▶ [TASK DESCRIPTION]
Find each line with "dostaw" and copy it.

Stored items
* Start *

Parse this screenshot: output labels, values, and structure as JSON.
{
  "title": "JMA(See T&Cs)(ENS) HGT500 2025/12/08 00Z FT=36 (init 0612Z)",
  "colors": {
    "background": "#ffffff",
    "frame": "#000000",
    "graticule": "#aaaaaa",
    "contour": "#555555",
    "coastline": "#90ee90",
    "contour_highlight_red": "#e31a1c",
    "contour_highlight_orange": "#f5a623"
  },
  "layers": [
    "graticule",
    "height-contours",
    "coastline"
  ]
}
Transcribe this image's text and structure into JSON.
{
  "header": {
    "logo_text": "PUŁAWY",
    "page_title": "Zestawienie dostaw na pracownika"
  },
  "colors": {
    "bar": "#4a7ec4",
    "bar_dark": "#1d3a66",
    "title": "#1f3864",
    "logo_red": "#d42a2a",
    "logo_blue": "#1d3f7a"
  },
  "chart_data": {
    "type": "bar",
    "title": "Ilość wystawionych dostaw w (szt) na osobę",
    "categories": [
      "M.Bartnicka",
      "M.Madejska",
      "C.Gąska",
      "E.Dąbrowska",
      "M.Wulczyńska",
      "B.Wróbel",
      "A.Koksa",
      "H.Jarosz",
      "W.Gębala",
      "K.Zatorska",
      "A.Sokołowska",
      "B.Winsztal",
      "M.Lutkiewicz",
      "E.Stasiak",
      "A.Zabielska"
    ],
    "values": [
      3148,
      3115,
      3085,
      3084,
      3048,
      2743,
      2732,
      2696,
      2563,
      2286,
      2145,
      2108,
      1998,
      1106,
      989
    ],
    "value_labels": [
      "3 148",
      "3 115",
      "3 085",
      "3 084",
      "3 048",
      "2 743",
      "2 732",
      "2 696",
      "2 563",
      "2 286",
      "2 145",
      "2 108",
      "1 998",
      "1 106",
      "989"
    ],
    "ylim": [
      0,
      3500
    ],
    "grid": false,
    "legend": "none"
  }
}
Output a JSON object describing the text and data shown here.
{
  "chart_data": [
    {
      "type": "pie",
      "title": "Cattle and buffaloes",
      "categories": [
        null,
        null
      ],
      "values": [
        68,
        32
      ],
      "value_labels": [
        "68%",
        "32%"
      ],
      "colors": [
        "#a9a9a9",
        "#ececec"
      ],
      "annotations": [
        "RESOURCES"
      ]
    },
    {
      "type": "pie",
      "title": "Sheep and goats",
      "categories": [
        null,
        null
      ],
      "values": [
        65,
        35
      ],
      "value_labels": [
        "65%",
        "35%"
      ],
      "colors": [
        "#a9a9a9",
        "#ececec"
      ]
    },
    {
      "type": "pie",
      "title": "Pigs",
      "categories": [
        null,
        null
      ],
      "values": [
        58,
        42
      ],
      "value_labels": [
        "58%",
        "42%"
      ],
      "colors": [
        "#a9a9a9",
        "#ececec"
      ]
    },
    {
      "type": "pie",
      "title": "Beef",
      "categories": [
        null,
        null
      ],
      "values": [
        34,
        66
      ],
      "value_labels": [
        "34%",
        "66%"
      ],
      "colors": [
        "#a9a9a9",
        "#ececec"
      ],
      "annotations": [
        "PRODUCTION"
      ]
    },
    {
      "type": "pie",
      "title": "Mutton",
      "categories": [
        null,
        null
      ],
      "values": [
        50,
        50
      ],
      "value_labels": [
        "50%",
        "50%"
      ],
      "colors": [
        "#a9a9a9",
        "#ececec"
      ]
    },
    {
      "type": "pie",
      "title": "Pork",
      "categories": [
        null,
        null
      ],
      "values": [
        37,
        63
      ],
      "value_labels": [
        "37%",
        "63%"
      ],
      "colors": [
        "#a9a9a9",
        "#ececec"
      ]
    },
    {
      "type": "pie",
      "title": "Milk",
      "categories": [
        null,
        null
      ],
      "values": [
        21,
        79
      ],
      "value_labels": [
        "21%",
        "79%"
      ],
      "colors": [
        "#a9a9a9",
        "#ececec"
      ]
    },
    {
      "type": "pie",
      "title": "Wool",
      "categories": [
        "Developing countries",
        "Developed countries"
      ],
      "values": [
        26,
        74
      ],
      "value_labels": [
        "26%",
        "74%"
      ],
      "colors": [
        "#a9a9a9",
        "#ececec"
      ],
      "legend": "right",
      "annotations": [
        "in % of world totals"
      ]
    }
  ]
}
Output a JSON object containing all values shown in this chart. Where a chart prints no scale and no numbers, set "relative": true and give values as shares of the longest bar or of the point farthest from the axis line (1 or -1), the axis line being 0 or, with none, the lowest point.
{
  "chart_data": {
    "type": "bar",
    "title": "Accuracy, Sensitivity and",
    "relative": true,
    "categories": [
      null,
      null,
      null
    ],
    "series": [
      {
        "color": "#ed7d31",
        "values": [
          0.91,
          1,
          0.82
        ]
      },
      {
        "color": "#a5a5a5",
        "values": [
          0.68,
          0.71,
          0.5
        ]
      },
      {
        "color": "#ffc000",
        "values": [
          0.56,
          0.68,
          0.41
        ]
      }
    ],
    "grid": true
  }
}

* End *

▶ [ANSWER TO THE TASK]
    "page_title": "Zestawienie dostaw na pracownika"
    "title": "Ilość wystawionych dostaw w (szt) na osobę",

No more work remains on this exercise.